### Given exercise
Reproduce without change the rows from the first one through the row that contains "lock-button[interactable] xyxy=(1294,555,1334,605)". Include both of these end rows.

### Given records
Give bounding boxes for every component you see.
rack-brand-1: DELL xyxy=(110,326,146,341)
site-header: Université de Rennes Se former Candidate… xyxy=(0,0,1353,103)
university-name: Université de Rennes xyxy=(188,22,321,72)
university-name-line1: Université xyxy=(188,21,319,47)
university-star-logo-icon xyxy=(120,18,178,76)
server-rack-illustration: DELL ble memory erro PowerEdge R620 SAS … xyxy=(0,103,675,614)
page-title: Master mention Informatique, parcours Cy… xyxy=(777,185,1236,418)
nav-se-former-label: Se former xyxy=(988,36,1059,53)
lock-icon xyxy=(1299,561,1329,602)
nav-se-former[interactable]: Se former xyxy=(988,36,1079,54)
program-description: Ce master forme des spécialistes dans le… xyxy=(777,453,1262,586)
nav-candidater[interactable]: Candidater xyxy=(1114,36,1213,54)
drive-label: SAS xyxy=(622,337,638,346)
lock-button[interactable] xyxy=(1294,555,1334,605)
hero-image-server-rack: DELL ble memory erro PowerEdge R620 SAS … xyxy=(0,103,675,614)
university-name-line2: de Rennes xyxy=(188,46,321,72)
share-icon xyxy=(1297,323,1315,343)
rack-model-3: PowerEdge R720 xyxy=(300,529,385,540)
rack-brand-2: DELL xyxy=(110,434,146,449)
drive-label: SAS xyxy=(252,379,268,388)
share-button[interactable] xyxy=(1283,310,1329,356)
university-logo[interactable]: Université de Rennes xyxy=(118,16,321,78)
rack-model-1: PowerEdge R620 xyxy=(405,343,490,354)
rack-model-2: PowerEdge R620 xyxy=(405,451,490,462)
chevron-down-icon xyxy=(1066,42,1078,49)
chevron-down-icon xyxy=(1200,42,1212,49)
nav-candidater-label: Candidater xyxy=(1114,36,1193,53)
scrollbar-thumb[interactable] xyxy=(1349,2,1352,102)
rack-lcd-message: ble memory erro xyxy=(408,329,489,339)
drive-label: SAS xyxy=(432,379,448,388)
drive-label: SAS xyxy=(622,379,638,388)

### Response
Give bounding boxes for every component you see.
rack-brand-1: DELL xyxy=(110,326,146,341)
site-header: Université de Rennes Se former Candidate… xyxy=(0,0,1353,103)
university-name: Université de Rennes xyxy=(188,22,321,72)
university-name-line1: Université xyxy=(188,21,319,47)
university-star-logo-icon xyxy=(120,18,178,76)
server-rack-illustration: DELL ble memory erro PowerEdge R620 SAS … xyxy=(0,103,675,614)
page-title: Master mention Informatique, parcours Cy… xyxy=(777,185,1236,418)
nav-se-former-label: Se former xyxy=(988,36,1059,53)
lock-icon xyxy=(1299,561,1329,602)
nav-se-former[interactable]: Se former xyxy=(988,36,1079,54)
program-description: Ce master forme des spécialistes dans le… xyxy=(777,453,1262,586)
nav-candidater[interactable]: Candidater xyxy=(1114,36,1213,54)
drive-label: SAS xyxy=(622,337,638,346)
lock-button[interactable] xyxy=(1294,555,1334,605)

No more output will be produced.